**Exercise task A**
In the records, change every "background-profile-line" to "background-trace" from the line with "data-point (472, 246, 479, 253)" through the end of the records. Return only those lines, with everything else left as it is.
**Exercise task B**
Extend the episode recap past its last sentence.

**Passage provided**
##############################

Here’s the Big Office Meeting we’ve been expecting. Are they going to sing Happy Birthday? No, they’re going to say that everyone’s losing their jobs. No, they’re saying everything’s fine. That’s probably not true. Peggy’s getting back to work on the Playtex account. This will be the dirtiest ad campaign in history. “Playtex keeps your hands soft, so handjobs are better!” No wait, how about “Playtex…for soft, vaginalike hands.” Hmmmm, no, something like that, though. Speaking of the sex, here comes Stalker Abe. He’s posing as a delivery man! Here is your Special Delivery! Of sex in your office!

There’s a whole Roger-Joan thing that lasts all episode and it’s mostly Roger calling up Joan and whining and begging for it. It’s like the 1965 equivalent of a text at 2 a.m. that says “hey wanna fuk lol.” Finally he goes over to her place and she dumps him in person. But does she still have his baby? DUN DUN DUN.

##############################

[Layout element entries]

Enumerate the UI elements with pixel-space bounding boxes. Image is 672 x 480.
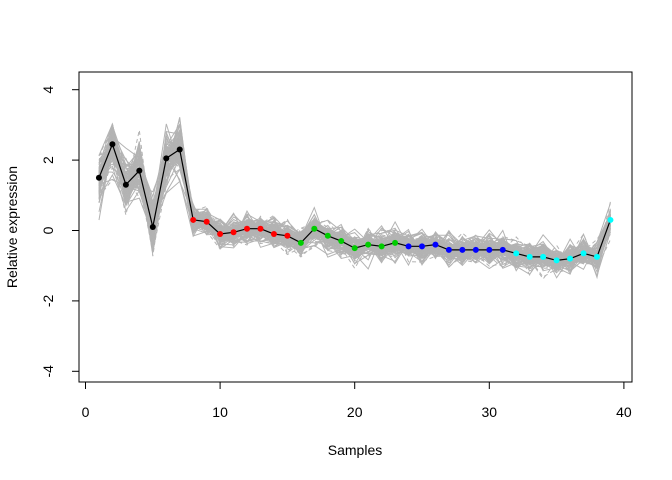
data-point (472, 246, 479, 253)
y-tick-label: 0 (40, 226, 56, 234)
y-axis: -4 -2 0 2 4 (40, 86, 80, 378)
data-point (95, 174, 102, 181)
data-point (432, 241, 439, 248)
data-point (593, 253, 600, 260)
data-point (351, 245, 358, 252)
background-profile-line (98, 143, 611, 263)
x-tick-label: 10 (212, 404, 228, 420)
data-point (324, 232, 331, 239)
data-point (163, 155, 170, 162)
data-point (270, 231, 277, 238)
data-point (499, 246, 506, 253)
data-point (311, 225, 318, 232)
x-axis: 0 10 20 30 40 (82, 381, 632, 420)
y-tick-label: 2 (40, 156, 56, 164)
background-profile-line (98, 146, 611, 270)
x-axis-title: Samples (328, 442, 382, 458)
data-point (580, 250, 587, 257)
data-point (149, 223, 156, 230)
data-point (136, 167, 143, 174)
data-point (445, 246, 452, 253)
data-point (486, 246, 493, 253)
data-point (567, 255, 574, 262)
data-point (405, 243, 412, 250)
data-point (540, 253, 547, 260)
y-axis-title: Relative expression (4, 166, 20, 288)
data-point (392, 239, 399, 246)
background-profile-line (98, 125, 611, 271)
data-point (365, 241, 372, 248)
mean-profile-points (95, 141, 614, 264)
data-point (230, 229, 237, 236)
x-tick-label: 30 (482, 404, 498, 420)
data-point (217, 231, 224, 238)
data-point (378, 243, 385, 250)
data-point (338, 238, 345, 245)
data-point (284, 232, 291, 239)
data-point (607, 216, 614, 223)
data-point (109, 141, 116, 148)
data-point (257, 225, 264, 232)
data-point (526, 253, 533, 260)
data-point (459, 246, 466, 253)
data-point (176, 146, 183, 153)
plot-frame (78, 71, 633, 383)
data-point (190, 216, 197, 223)
x-tick-label: 0 (82, 404, 90, 420)
data-point (244, 225, 251, 232)
x-tick-label: 40 (616, 404, 632, 420)
background-profiles (98, 117, 611, 280)
background-profile-line (98, 148, 611, 269)
data-point (513, 250, 520, 257)
data-point (297, 239, 304, 246)
data-point (122, 181, 129, 188)
y-tick-label: 4 (40, 86, 56, 94)
data-point (203, 218, 210, 225)
data-point (419, 243, 425, 250)
x-tick-label: 20 (347, 404, 363, 420)
background-profile-line (98, 133, 611, 266)
y-tick-label: -2 (40, 294, 56, 307)
data-point (553, 257, 560, 264)
y-tick-label: -4 (40, 365, 56, 378)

##############################

**Result A**
data-point (472, 246, 479, 253)
y-tick-label: 0 (40, 226, 56, 234)
y-axis: -4 -2 0 2 4 (40, 86, 80, 378)
data-point (95, 174, 102, 181)
data-point (432, 241, 439, 248)
data-point (593, 253, 600, 260)
data-point (351, 245, 358, 252)
background-trace (98, 143, 611, 263)
x-tick-label: 10 (212, 404, 228, 420)
data-point (324, 232, 331, 239)
data-point (163, 155, 170, 162)
data-point (270, 231, 277, 238)
data-point (499, 246, 506, 253)
data-point (311, 225, 318, 232)
x-axis: 0 10 20 30 40 (82, 381, 632, 420)
y-tick-label: 2 (40, 156, 56, 164)
background-trace (98, 146, 611, 270)
x-axis-title: Samples (328, 442, 382, 458)
data-point (580, 250, 587, 257)
data-point (149, 223, 156, 230)
data-point (136, 167, 143, 174)
data-point (445, 246, 452, 253)
data-point (486, 246, 493, 253)
data-point (567, 255, 574, 262)
data-point (405, 243, 412, 250)
data-point (540, 253, 547, 260)
y-axis-title: Relative expression (4, 166, 20, 288)
data-point (392, 239, 399, 246)
background-trace (98, 125, 611, 271)
data-point (365, 241, 372, 248)
mean-profile-points (95, 141, 614, 264)
data-point (230, 229, 237, 236)
x-tick-label: 30 (482, 404, 498, 420)
data-point (217, 231, 224, 238)
data-point (378, 243, 385, 250)
data-point (338, 238, 345, 245)
data-point (284, 232, 291, 239)
data-point (607, 216, 614, 223)
data-point (109, 141, 116, 148)
data-point (257, 225, 264, 232)
data-point (526, 253, 533, 260)
data-point (459, 246, 466, 253)
data-point (176, 146, 183, 153)
plot-frame (78, 71, 633, 383)
data-point (190, 216, 197, 223)
x-tick-label: 0 (82, 404, 90, 420)
data-point (244, 225, 251, 232)
x-tick-label: 40 (616, 404, 632, 420)
background-profiles (98, 117, 611, 280)
background-trace (98, 148, 611, 269)
data-point (513, 250, 520, 257)
data-point (297, 239, 304, 246)
data-point (122, 181, 129, 188)
y-tick-label: 4 (40, 86, 56, 94)
data-point (203, 218, 210, 225)
data-point (419, 243, 425, 250)
x-tick-label: 20 (347, 404, 363, 420)
background-trace (98, 133, 611, 266)
y-tick-label: -2 (40, 294, 56, 307)
data-point (553, 257, 560, 264)
y-tick-label: -4 (40, 365, 56, 378)

**Result B**
Later, what’s his face sexually harasses Pegs for a while and then doesn’t tell her that she has lipstick on her teeth and she gives the Playtex presentation looking like she’s just been feasting on dead infants. This is a good look for Playtex, though, because they seem to like it. She’s also wearing her cheerleader outfit again which also might help.

Late night meeting with Don and his new Canadian Sexretary. About damn time. That Faye was getting all difficult with her “No, I won’t give you my secret information.” She eventually gives him a hot tip on the vinegar sauce and beans account at Heinz or something. Meanwhile, Sexretary wants to learn what goes on here. What goes on here is sex and drinking. It’s like spring break but with better clothes. She’s an artist from Montreal. Whatever, let’s bang.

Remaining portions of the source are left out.